▶ [Exercise goal]
Copy each line of the records that contains the word "arcmin".

▶ [Extracted records]
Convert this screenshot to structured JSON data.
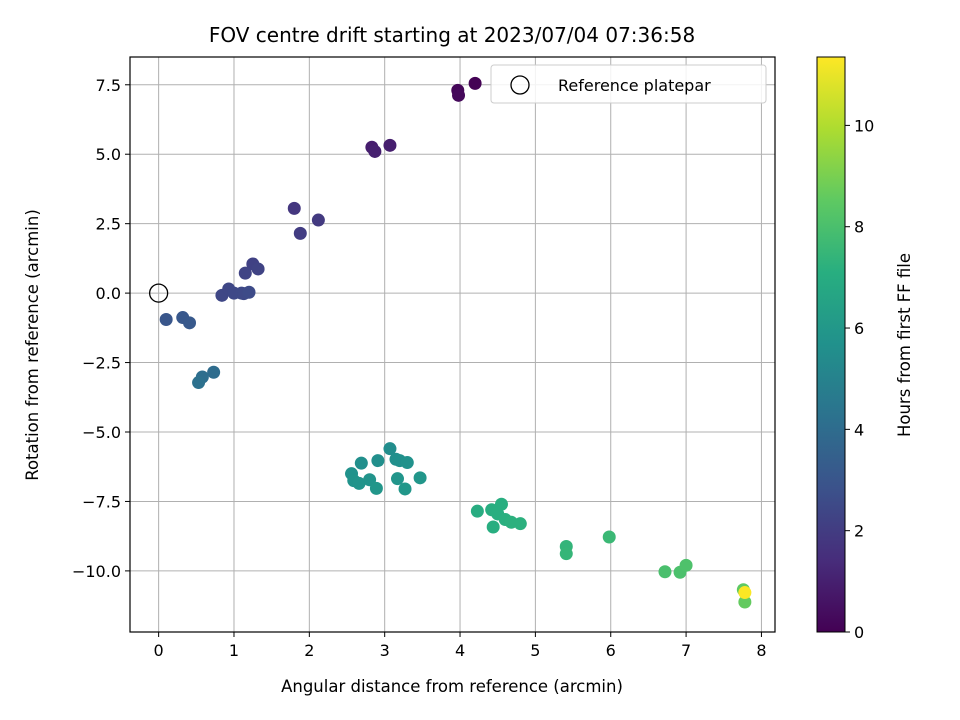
{
  "chart_data": {
    "type": "scatter",
    "title": "FOV centre drift starting at 2023/07/04 07:36:58",
    "xlabel": "Angular distance from reference (arcmin)",
    "ylabel": "Rotation from reference (arcmin)",
    "xlim": [
      -0.38,
      8.18
    ],
    "ylim": [
      -12.2,
      8.5
    ],
    "xticks": [
      0,
      1,
      2,
      3,
      4,
      5,
      6,
      7,
      8
    ],
    "xtick_labels": [
      "0",
      "1",
      "2",
      "3",
      "4",
      "5",
      "6",
      "7",
      "8"
    ],
    "yticks": [
      7.5,
      5.0,
      2.5,
      0.0,
      -2.5,
      -5.0,
      -7.5,
      -10.0
    ],
    "ytick_labels": [
      "7.5",
      "5.0",
      "2.5",
      "0.0",
      "−2.5",
      "−5.0",
      "−7.5",
      "−10.0"
    ],
    "grid": true,
    "legend": {
      "position": "top-right",
      "entries": [
        "Reference platepar"
      ]
    },
    "reference_point": {
      "x": 0,
      "y": 0,
      "label": "Reference platepar"
    },
    "colorbar": {
      "label": "Hours from first FF file",
      "range": [
        0,
        11.35
      ],
      "ticks": [
        0,
        2,
        4,
        6,
        8,
        10
      ],
      "tick_labels": [
        "0",
        "2",
        "4",
        "6",
        "8",
        "10"
      ],
      "colormap": "viridis"
    },
    "points": [
      {
        "x": 4.2,
        "y": 7.55,
        "c": 0.05
      },
      {
        "x": 3.97,
        "y": 7.3,
        "c": 0.15
      },
      {
        "x": 3.98,
        "y": 7.12,
        "c": 0.25
      },
      {
        "x": 2.83,
        "y": 5.25,
        "c": 0.9
      },
      {
        "x": 2.87,
        "y": 5.1,
        "c": 1.0
      },
      {
        "x": 3.07,
        "y": 5.32,
        "c": 0.95
      },
      {
        "x": 1.8,
        "y": 3.05,
        "c": 1.8
      },
      {
        "x": 2.12,
        "y": 2.63,
        "c": 1.9
      },
      {
        "x": 1.88,
        "y": 2.15,
        "c": 2.0
      },
      {
        "x": 1.25,
        "y": 1.05,
        "c": 2.2
      },
      {
        "x": 1.32,
        "y": 0.87,
        "c": 2.25
      },
      {
        "x": 1.15,
        "y": 0.72,
        "c": 2.3
      },
      {
        "x": 0.84,
        "y": -0.08,
        "c": 2.4
      },
      {
        "x": 0.93,
        "y": 0.15,
        "c": 2.4
      },
      {
        "x": 1.0,
        "y": 0.0,
        "c": 2.45
      },
      {
        "x": 1.1,
        "y": 0.0,
        "c": 2.5
      },
      {
        "x": 1.13,
        "y": -0.02,
        "c": 2.5
      },
      {
        "x": 1.2,
        "y": 0.03,
        "c": 2.55
      },
      {
        "x": 0.1,
        "y": -0.95,
        "c": 3.0
      },
      {
        "x": 0.32,
        "y": -0.88,
        "c": 3.1
      },
      {
        "x": 0.41,
        "y": -1.07,
        "c": 3.15
      },
      {
        "x": 0.73,
        "y": -2.85,
        "c": 4.0
      },
      {
        "x": 0.58,
        "y": -3.02,
        "c": 4.1
      },
      {
        "x": 0.53,
        "y": -3.22,
        "c": 4.2
      },
      {
        "x": 3.07,
        "y": -5.6,
        "c": 5.5
      },
      {
        "x": 2.91,
        "y": -6.03,
        "c": 5.6
      },
      {
        "x": 3.15,
        "y": -5.98,
        "c": 5.6
      },
      {
        "x": 3.2,
        "y": -6.03,
        "c": 5.65
      },
      {
        "x": 3.3,
        "y": -6.1,
        "c": 5.7
      },
      {
        "x": 2.69,
        "y": -6.12,
        "c": 5.6
      },
      {
        "x": 2.56,
        "y": -6.5,
        "c": 5.7
      },
      {
        "x": 2.59,
        "y": -6.75,
        "c": 5.75
      },
      {
        "x": 2.66,
        "y": -6.85,
        "c": 5.8
      },
      {
        "x": 2.8,
        "y": -6.72,
        "c": 5.8
      },
      {
        "x": 3.17,
        "y": -6.68,
        "c": 5.85
      },
      {
        "x": 3.47,
        "y": -6.65,
        "c": 5.9
      },
      {
        "x": 2.89,
        "y": -7.03,
        "c": 5.9
      },
      {
        "x": 3.27,
        "y": -7.05,
        "c": 5.95
      },
      {
        "x": 4.23,
        "y": -7.85,
        "c": 7.0
      },
      {
        "x": 4.42,
        "y": -7.8,
        "c": 7.05
      },
      {
        "x": 4.55,
        "y": -7.6,
        "c": 7.1
      },
      {
        "x": 4.5,
        "y": -7.95,
        "c": 7.1
      },
      {
        "x": 4.6,
        "y": -8.15,
        "c": 7.15
      },
      {
        "x": 4.68,
        "y": -8.25,
        "c": 7.2
      },
      {
        "x": 4.8,
        "y": -8.3,
        "c": 7.2
      },
      {
        "x": 4.44,
        "y": -8.42,
        "c": 7.1
      },
      {
        "x": 5.41,
        "y": -9.12,
        "c": 7.4
      },
      {
        "x": 5.41,
        "y": -9.38,
        "c": 7.45
      },
      {
        "x": 5.98,
        "y": -8.78,
        "c": 7.6
      },
      {
        "x": 6.72,
        "y": -10.03,
        "c": 8.0
      },
      {
        "x": 6.92,
        "y": -10.05,
        "c": 8.05
      },
      {
        "x": 7.0,
        "y": -9.8,
        "c": 8.1
      },
      {
        "x": 7.76,
        "y": -10.68,
        "c": 8.5
      },
      {
        "x": 7.78,
        "y": -11.12,
        "c": 8.6
      },
      {
        "x": 7.78,
        "y": -10.78,
        "c": 11.3
      }
    ]
  }
}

▶ [Completed exercise]
    "xlabel": "Angular distance from reference (arcmin)",
    "ylabel": "Rotation from reference (arcmin)",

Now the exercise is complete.